RECORDS PROVIDED

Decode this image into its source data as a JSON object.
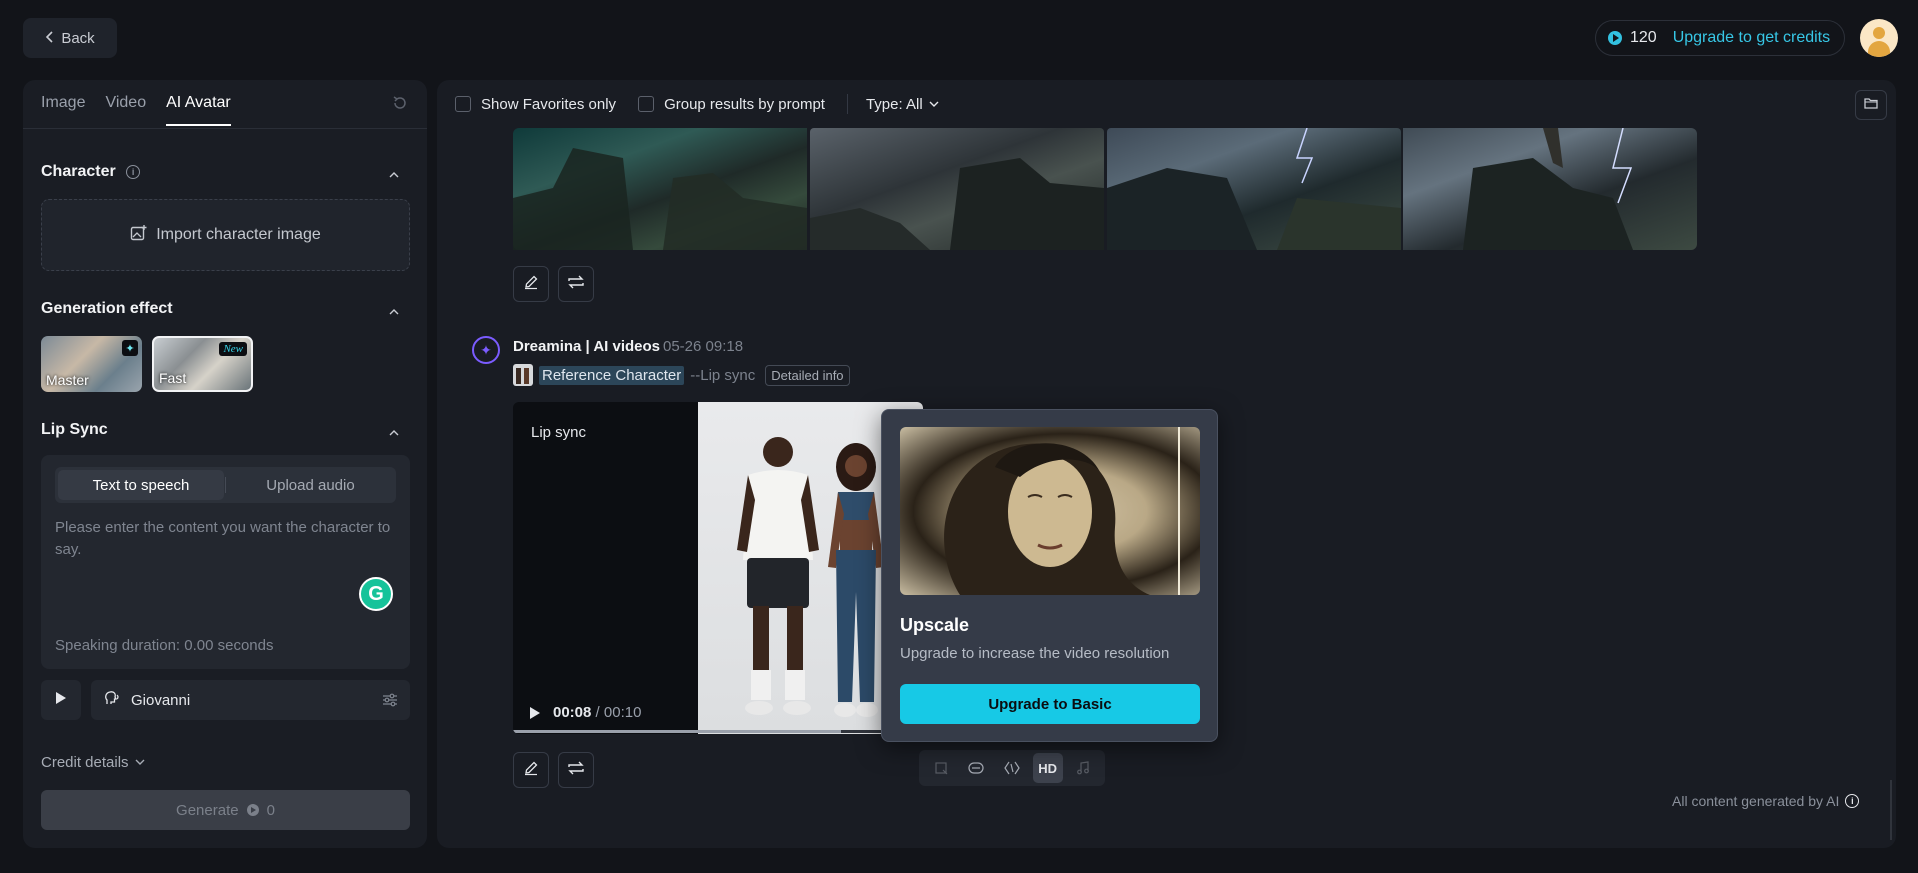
{
  "topbar": {
    "back_label": "Back",
    "credits_count": "120",
    "credits_upgrade": "Upgrade to get credits"
  },
  "sidebar": {
    "tabs": [
      {
        "label": "Image",
        "active": false
      },
      {
        "label": "Video",
        "active": false
      },
      {
        "label": "AI Avatar",
        "active": true
      }
    ],
    "character": {
      "title": "Character",
      "import_label": "Import character image"
    },
    "generation_effect": {
      "title": "Generation effect",
      "options": [
        {
          "label": "Master",
          "selected": false
        },
        {
          "label": "Fast",
          "badge": "New",
          "selected": true
        }
      ]
    },
    "lip_sync": {
      "title": "Lip Sync",
      "modes": [
        "Text to speech",
        "Upload audio"
      ],
      "active_mode": "Text to speech",
      "placeholder": "Please enter the content you want the character to say.",
      "duration": "Speaking duration: 0.00 seconds",
      "voice": "Giovanni"
    },
    "credit_details_label": "Credit details",
    "generate_label": "Generate",
    "generate_cost": "0"
  },
  "main": {
    "filters": {
      "favorites_label": "Show Favorites only",
      "group_label": "Group results by prompt",
      "type_label": "Type: All"
    },
    "result": {
      "source": "Dreamina | AI videos",
      "timestamp": "05-26  09:18",
      "reference_label": "Reference Character",
      "mode_suffix": "--Lip sync",
      "detail_label": "Detailed info",
      "video_label": "Lip sync",
      "time_current": "00:08",
      "time_total": "/ 00:10",
      "progress": 0.8
    },
    "upscale_popup": {
      "title": "Upscale",
      "description": "Upgrade to increase the video resolution",
      "button": "Upgrade to Basic"
    },
    "tool_hd_label": "HD",
    "footer_note": "All content generated by AI"
  },
  "colors": {
    "accent": "#17c9e6",
    "brand_purple": "#7b5cff",
    "background": "#121419",
    "panel": "#1a1d24"
  }
}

SHORT TASK
Write the entries above out again exactly, but not the pictures.

FINAL RESULT
Decode this image into its source data as a JSON object.
{
  "topbar": {
    "back_label": "Back",
    "credits_count": "120",
    "credits_upgrade": "Upgrade to get credits"
  },
  "sidebar": {
    "tabs": [
      {
        "label": "Image",
        "active": false
      },
      {
        "label": "Video",
        "active": false
      },
      {
        "label": "AI Avatar",
        "active": true
      }
    ],
    "character": {
      "title": "Character",
      "import_label": "Import character image"
    },
    "generation_effect": {
      "title": "Generation effect",
      "options": [
        {
          "label": "Master",
          "selected": false
        },
        {
          "label": "Fast",
          "badge": "New",
          "selected": true
        }
      ]
    },
    "lip_sync": {
      "title": "Lip Sync",
      "modes": [
        "Text to speech",
        "Upload audio"
      ],
      "active_mode": "Text to speech",
      "placeholder": "Please enter the content you want the character to say.",
      "duration": "Speaking duration: 0.00 seconds",
      "voice": "Giovanni"
    },
    "credit_details_label": "Credit details",
    "generate_label": "Generate",
    "generate_cost": "0"
  },
  "main": {
    "filters": {
      "favorites_label": "Show Favorites only",
      "group_label": "Group results by prompt",
      "type_label": "Type: All"
    },
    "result": {
      "source": "Dreamina | AI videos",
      "timestamp": "05-26  09:18",
      "reference_label": "Reference Character",
      "mode_suffix": "--Lip sync",
      "detail_label": "Detailed info",
      "video_label": "Lip sync",
      "time_current": "00:08",
      "time_total": "/ 00:10",
      "progress": 0.8
    },
    "upscale_popup": {
      "title": "Upscale",
      "description": "Upgrade to increase the video resolution",
      "button": "Upgrade to Basic"
    },
    "tool_hd_label": "HD",
    "footer_note": "All content generated by AI"
  },
  "colors": {
    "accent": "#17c9e6",
    "brand_purple": "#7b5cff",
    "background": "#121419",
    "panel": "#1a1d24"
  }
}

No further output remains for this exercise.